WHAT IS REQUIRED: Extract each line where the string "Kalletal" shows up.

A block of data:
────────────────────────────────────────

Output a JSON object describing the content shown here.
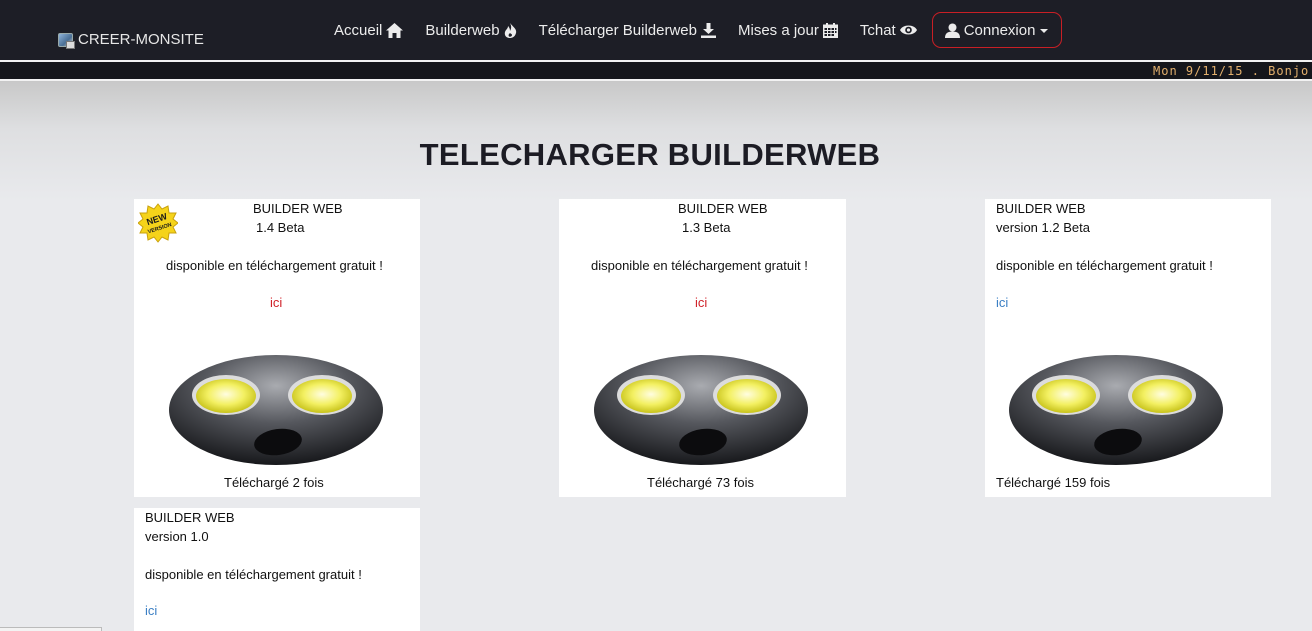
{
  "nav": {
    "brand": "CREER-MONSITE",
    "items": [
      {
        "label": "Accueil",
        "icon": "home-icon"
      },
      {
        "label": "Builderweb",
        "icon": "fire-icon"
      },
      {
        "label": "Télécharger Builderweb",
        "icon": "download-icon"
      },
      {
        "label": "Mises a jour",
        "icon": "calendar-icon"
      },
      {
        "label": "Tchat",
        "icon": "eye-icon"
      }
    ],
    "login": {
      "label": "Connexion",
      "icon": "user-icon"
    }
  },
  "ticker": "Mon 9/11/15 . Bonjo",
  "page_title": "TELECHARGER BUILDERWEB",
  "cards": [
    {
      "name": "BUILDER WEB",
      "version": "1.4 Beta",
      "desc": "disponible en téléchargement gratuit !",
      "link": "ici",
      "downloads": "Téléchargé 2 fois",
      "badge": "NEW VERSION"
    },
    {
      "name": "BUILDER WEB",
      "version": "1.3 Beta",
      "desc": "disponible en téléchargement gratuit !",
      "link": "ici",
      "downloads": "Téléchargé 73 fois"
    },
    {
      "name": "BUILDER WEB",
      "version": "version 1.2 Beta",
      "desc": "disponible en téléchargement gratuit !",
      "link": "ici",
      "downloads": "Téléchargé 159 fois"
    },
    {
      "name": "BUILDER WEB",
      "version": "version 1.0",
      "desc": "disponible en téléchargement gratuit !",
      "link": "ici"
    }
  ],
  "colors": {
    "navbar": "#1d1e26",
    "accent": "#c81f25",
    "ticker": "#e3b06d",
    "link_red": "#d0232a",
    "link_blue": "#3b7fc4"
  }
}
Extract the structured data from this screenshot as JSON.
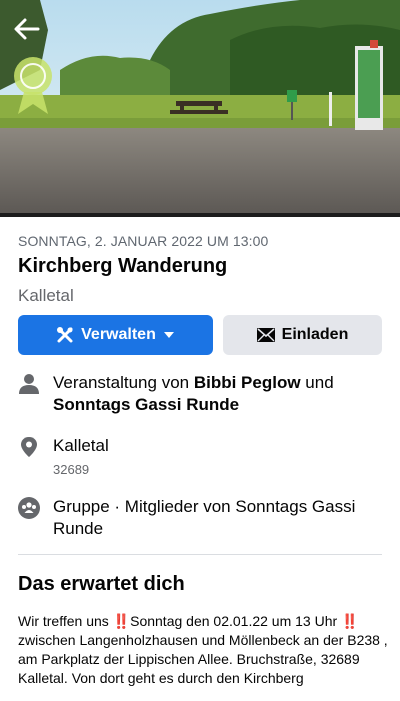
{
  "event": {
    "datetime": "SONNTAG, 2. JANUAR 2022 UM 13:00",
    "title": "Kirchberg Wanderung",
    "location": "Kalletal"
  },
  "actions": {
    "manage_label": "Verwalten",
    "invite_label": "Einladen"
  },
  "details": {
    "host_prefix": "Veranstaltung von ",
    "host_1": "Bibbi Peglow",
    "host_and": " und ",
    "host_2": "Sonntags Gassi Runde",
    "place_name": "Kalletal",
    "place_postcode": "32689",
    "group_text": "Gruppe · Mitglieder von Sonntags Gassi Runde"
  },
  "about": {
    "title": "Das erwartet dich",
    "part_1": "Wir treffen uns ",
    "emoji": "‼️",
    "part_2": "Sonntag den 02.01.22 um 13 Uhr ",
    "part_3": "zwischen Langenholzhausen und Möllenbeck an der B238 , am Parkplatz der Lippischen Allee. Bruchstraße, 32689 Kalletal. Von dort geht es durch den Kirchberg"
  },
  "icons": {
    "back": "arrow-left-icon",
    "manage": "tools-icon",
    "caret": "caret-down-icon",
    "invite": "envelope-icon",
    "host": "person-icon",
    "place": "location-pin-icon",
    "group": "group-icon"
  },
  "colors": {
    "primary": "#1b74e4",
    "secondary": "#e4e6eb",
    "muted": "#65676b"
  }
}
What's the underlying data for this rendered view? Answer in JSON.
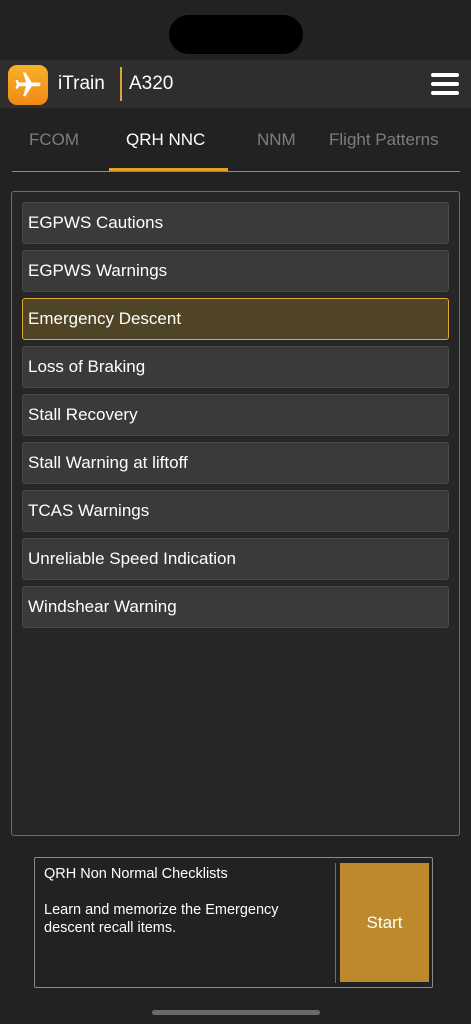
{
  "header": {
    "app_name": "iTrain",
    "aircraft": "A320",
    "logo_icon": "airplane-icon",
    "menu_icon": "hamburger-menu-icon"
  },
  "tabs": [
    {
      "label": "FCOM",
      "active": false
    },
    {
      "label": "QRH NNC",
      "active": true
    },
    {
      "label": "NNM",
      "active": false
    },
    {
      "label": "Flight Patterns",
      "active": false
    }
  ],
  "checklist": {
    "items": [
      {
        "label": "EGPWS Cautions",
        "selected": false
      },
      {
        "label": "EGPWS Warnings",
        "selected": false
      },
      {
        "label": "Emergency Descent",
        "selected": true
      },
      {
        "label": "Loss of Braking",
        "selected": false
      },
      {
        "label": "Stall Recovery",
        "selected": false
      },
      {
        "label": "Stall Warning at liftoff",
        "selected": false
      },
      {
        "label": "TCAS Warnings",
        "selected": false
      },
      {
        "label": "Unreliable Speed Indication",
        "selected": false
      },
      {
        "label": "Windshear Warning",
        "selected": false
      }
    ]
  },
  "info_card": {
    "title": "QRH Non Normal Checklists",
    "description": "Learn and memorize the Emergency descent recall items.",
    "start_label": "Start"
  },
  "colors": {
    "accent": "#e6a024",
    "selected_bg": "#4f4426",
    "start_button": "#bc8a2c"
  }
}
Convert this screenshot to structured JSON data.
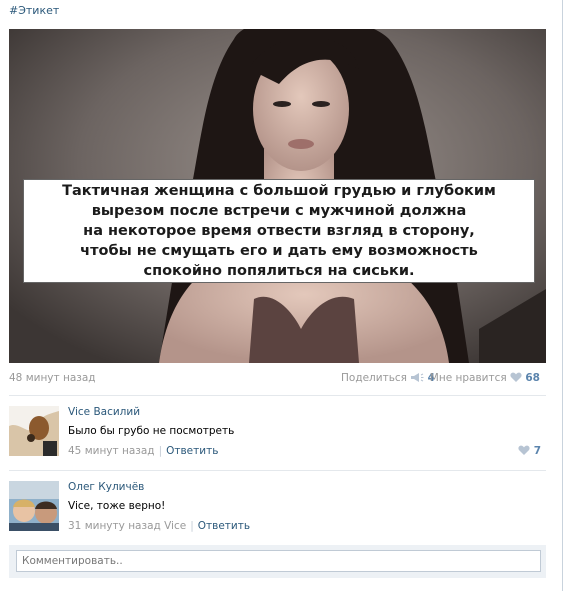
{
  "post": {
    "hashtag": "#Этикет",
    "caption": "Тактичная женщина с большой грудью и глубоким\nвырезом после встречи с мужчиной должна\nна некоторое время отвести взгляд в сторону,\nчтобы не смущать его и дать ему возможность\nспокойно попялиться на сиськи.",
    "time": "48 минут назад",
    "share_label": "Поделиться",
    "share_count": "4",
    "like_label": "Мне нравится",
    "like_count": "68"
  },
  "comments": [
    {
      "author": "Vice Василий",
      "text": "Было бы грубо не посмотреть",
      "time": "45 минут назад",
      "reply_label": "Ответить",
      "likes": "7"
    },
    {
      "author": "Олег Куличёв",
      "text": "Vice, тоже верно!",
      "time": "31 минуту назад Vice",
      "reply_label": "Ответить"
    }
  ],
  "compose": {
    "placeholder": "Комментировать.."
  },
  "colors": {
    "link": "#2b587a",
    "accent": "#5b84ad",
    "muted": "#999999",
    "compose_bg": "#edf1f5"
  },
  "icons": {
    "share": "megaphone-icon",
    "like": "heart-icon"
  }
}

────────────────────────────────────────

THE RESULT:
    "location": "Kalletal"
    "place_name": "Kalletal",
    "part_3": "zwischen Langenholzhausen und Möllenbeck an der B238 , am Parkplatz der Lippischen Allee. Bruchstraße, 32689 Kalletal. Von dort geht es durch den Kirchberg"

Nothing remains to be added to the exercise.